*GIVEN INSTRUCTION*
Exactly as written, please set down all of the entries again, with no pictures.

------------------------------

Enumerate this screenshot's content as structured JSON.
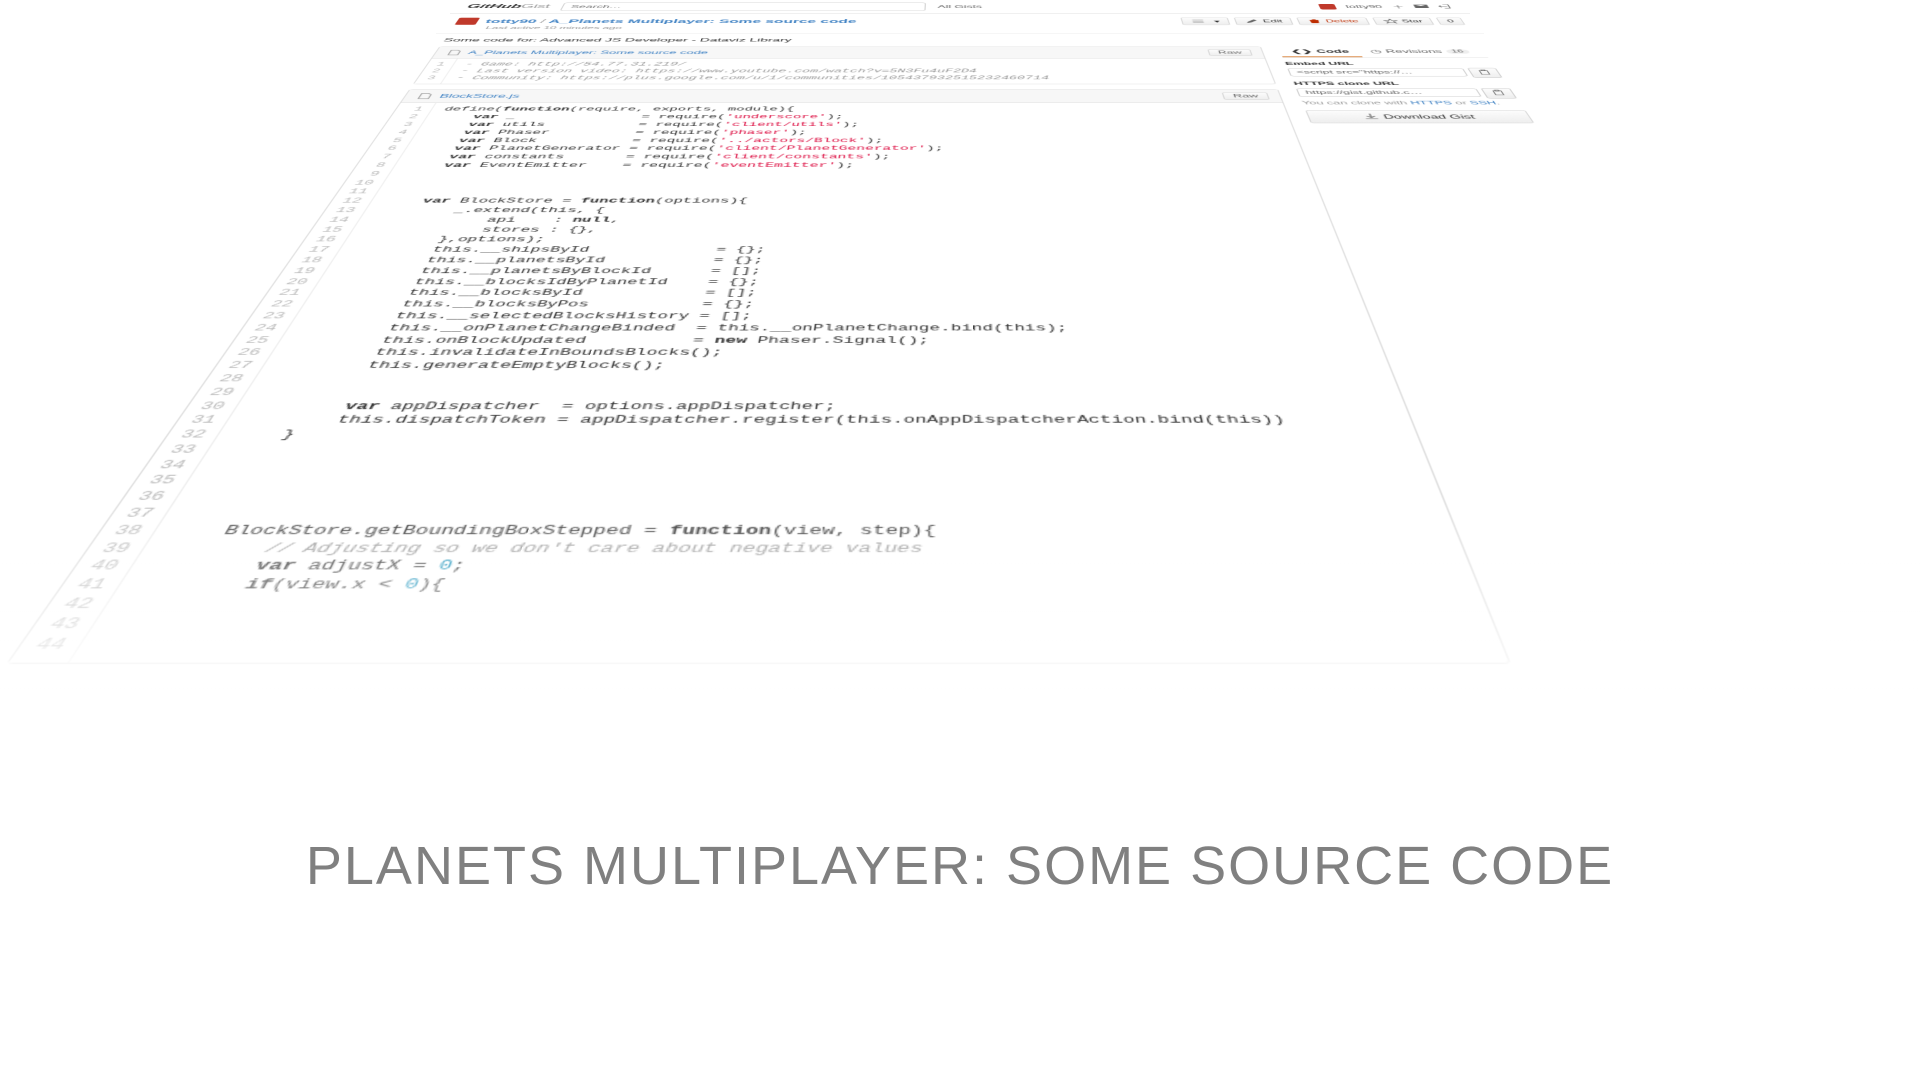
{
  "header": {
    "logo_main": "GitHub",
    "logo_sub": "Gist",
    "search_placeholder": "Search…",
    "nav_all_gists": "All Gists",
    "username": "totty90"
  },
  "title": {
    "owner": "totty90",
    "name": "A_Planets Multiplayer: Some source code",
    "meta": "Last active 10 minutes ago"
  },
  "actions": {
    "menu_btn": "",
    "edit": "Edit",
    "delete": "Delete",
    "star": "Star",
    "count": "0"
  },
  "description": "Some code for: Advanced JS Developer - Dataviz Library",
  "file1": {
    "name": "A_Planets Multiplayer: Some source code",
    "raw": "Raw",
    "lines": "1\n2\n3",
    "l1": "- Game: http://54.77.31.219/",
    "l2": "- Last version video: https://www.youtube.com/watch?v=5N3Fu4uF2D4",
    "l3": "- Community: https://plus.google.com/u/1/communities/105437932515232460714"
  },
  "file2": {
    "name": "BlockStore.js",
    "raw": "Raw",
    "lines": "1\n2\n3\n4\n5\n6\n7\n8\n9\n10\n11\n12\n13\n14\n15\n16\n17\n18\n19\n20\n21\n22\n23\n24\n25\n26\n27\n28\n29\n30\n31\n32\n33\n34\n35\n36\n37\n38\n39\n40\n41\n42\n43\n44"
  },
  "code": {
    "l1a": "define(",
    "l1b": "function",
    "l1c": "(require, exports, module){",
    "l2a": "    var",
    "l2b": " _               = require(",
    "l2c": "'underscore'",
    "l2d": ");",
    "l3a": "    var",
    "l3b": " utils           = require(",
    "l3c": "'client/utils'",
    "l3d": ");",
    "l4a": "    var",
    "l4b": " Phaser          = require(",
    "l4c": "'phaser'",
    "l4d": ");",
    "l5a": "    var",
    "l5b": " Block           = require(",
    "l5c": "'../actors/Block'",
    "l5d": ");",
    "l6a": "    var",
    "l6b": " PlanetGenerator = require(",
    "l6c": "'client/PlanetGenerator'",
    "l6d": ");",
    "l7a": "    var",
    "l7b": " constants       = require(",
    "l7c": "'client/constants'",
    "l7d": ");",
    "l8a": "    var",
    "l8b": " EventEmitter    = require(",
    "l8c": "'eventEmitter'",
    "l8d": ");",
    "l13a": "    var",
    "l13b": " BlockStore = ",
    "l13c": "function",
    "l13d": "(options){",
    "l14": "        _.extend(this, {",
    "l15a": "            api    : ",
    "l15b": "null",
    "l15c": ",",
    "l16": "            stores : {},",
    "l17": "        },options);",
    "l18": "        this.__shipsById             = {};",
    "l19": "        this.__planetsById           = {};",
    "l20": "        this.__planetsByBlockId      = [];",
    "l21": "        this.__blocksIdByPlanetId    = {};",
    "l22": "        this.__blocksById            = [];",
    "l23": "        this.__blocksByPos           = {};",
    "l24": "        this.__selectedBlocksHistory = [];",
    "l25": "        this.__onPlanetChangeBinded  = this.__onPlanetChange.bind(this);",
    "l26a": "        this.onBlockUpdated          = ",
    "l26b": "new",
    "l26c": " Phaser.Signal();",
    "l27": "        this.invalidateInBoundsBlocks();",
    "l28": "        this.generateEmptyBlocks();",
    "l31a": "        var",
    "l31b": " appDispatcher  = options.appDispatcher;",
    "l32": "        this.dispatchToken = appDispatcher.register(this.onAppDispatcherAction.bind(this))",
    "l33": "    }",
    "l40a": "    BlockStore.getBoundingBoxStepped = ",
    "l40b": "function",
    "l40c": "(view, step){",
    "l41": "        // Adjusting so we don't care about negative values",
    "l42a": "        var",
    "l42b": " adjustX = ",
    "l42c": "0",
    "l42d": ";",
    "l43a": "        if",
    "l43b": "(view.x < ",
    "l43c": "0",
    "l43d": "){"
  },
  "sidebar": {
    "tab_code": "Code",
    "tab_revisions": "Revisions",
    "rev_count": "16",
    "embed_label": "Embed URL",
    "embed_value": "<script src=\"https://…",
    "clone_label": "HTTPS clone URL",
    "clone_value": "https://gist.github.c…",
    "clone_note_pre": "You can clone with ",
    "clone_note_https": "HTTPS",
    "clone_note_mid": " or ",
    "clone_note_ssh": "SSH",
    "clone_note_end": ".",
    "download": "Download Gist"
  },
  "caption": "PLANETS MULTIPLAYER: SOME SOURCE CODE"
}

------------------------------

*RESPONSE FOR THIS EXERCISE*
Enumerate this screenshot's content as structured JSON.
{
  "header": {
    "logo_main": "GitHub",
    "logo_sub": "Gist",
    "search_placeholder": "Search…",
    "nav_all_gists": "All Gists",
    "username": "totty90"
  },
  "title": {
    "owner": "totty90",
    "name": "A_Planets Multiplayer: Some source code",
    "meta": "Last active 10 minutes ago"
  },
  "actions": {
    "menu_btn": "",
    "edit": "Edit",
    "delete": "Delete",
    "star": "Star",
    "count": "0"
  },
  "description": "Some code for: Advanced JS Developer - Dataviz Library",
  "file1": {
    "name": "A_Planets Multiplayer: Some source code",
    "raw": "Raw",
    "lines": "1\n2\n3",
    "l1": "- Game: http://54.77.31.219/",
    "l2": "- Last version video: https://www.youtube.com/watch?v=5N3Fu4uF2D4",
    "l3": "- Community: https://plus.google.com/u/1/communities/105437932515232460714"
  },
  "file2": {
    "name": "BlockStore.js",
    "raw": "Raw",
    "lines": "1\n2\n3\n4\n5\n6\n7\n8\n9\n10\n11\n12\n13\n14\n15\n16\n17\n18\n19\n20\n21\n22\n23\n24\n25\n26\n27\n28\n29\n30\n31\n32\n33\n34\n35\n36\n37\n38\n39\n40\n41\n42\n43\n44"
  },
  "code": {
    "l1a": "define(",
    "l1b": "function",
    "l1c": "(require, exports, module){",
    "l2a": "    var",
    "l2b": " _               = require(",
    "l2c": "'underscore'",
    "l2d": ");",
    "l3a": "    var",
    "l3b": " utils           = require(",
    "l3c": "'client/utils'",
    "l3d": ");",
    "l4a": "    var",
    "l4b": " Phaser          = require(",
    "l4c": "'phaser'",
    "l4d": ");",
    "l5a": "    var",
    "l5b": " Block           = require(",
    "l5c": "'../actors/Block'",
    "l5d": ");",
    "l6a": "    var",
    "l6b": " PlanetGenerator = require(",
    "l6c": "'client/PlanetGenerator'",
    "l6d": ");",
    "l7a": "    var",
    "l7b": " constants       = require(",
    "l7c": "'client/constants'",
    "l7d": ");",
    "l8a": "    var",
    "l8b": " EventEmitter    = require(",
    "l8c": "'eventEmitter'",
    "l8d": ");",
    "l13a": "    var",
    "l13b": " BlockStore = ",
    "l13c": "function",
    "l13d": "(options){",
    "l14": "        _.extend(this, {",
    "l15a": "            api    : ",
    "l15b": "null",
    "l15c": ",",
    "l16": "            stores : {},",
    "l17": "        },options);",
    "l18": "        this.__shipsById             = {};",
    "l19": "        this.__planetsById           = {};",
    "l20": "        this.__planetsByBlockId      = [];",
    "l21": "        this.__blocksIdByPlanetId    = {};",
    "l22": "        this.__blocksById            = [];",
    "l23": "        this.__blocksByPos           = {};",
    "l24": "        this.__selectedBlocksHistory = [];",
    "l25": "        this.__onPlanetChangeBinded  = this.__onPlanetChange.bind(this);",
    "l26a": "        this.onBlockUpdated          = ",
    "l26b": "new",
    "l26c": " Phaser.Signal();",
    "l27": "        this.invalidateInBoundsBlocks();",
    "l28": "        this.generateEmptyBlocks();",
    "l31a": "        var",
    "l31b": " appDispatcher  = options.appDispatcher;",
    "l32": "        this.dispatchToken = appDispatcher.register(this.onAppDispatcherAction.bind(this))",
    "l33": "    }",
    "l40a": "    BlockStore.getBoundingBoxStepped = ",
    "l40b": "function",
    "l40c": "(view, step){",
    "l41": "        // Adjusting so we don't care about negative values",
    "l42a": "        var",
    "l42b": " adjustX = ",
    "l42c": "0",
    "l42d": ";",
    "l43a": "        if",
    "l43b": "(view.x < ",
    "l43c": "0",
    "l43d": "){"
  },
  "sidebar": {
    "tab_code": "Code",
    "tab_revisions": "Revisions",
    "rev_count": "16",
    "embed_label": "Embed URL",
    "embed_value": "<script src=\"https://…",
    "clone_label": "HTTPS clone URL",
    "clone_value": "https://gist.github.c…",
    "clone_note_pre": "You can clone with ",
    "clone_note_https": "HTTPS",
    "clone_note_mid": " or ",
    "clone_note_ssh": "SSH",
    "clone_note_end": ".",
    "download": "Download Gist"
  },
  "caption": "PLANETS MULTIPLAYER: SOME SOURCE CODE"
}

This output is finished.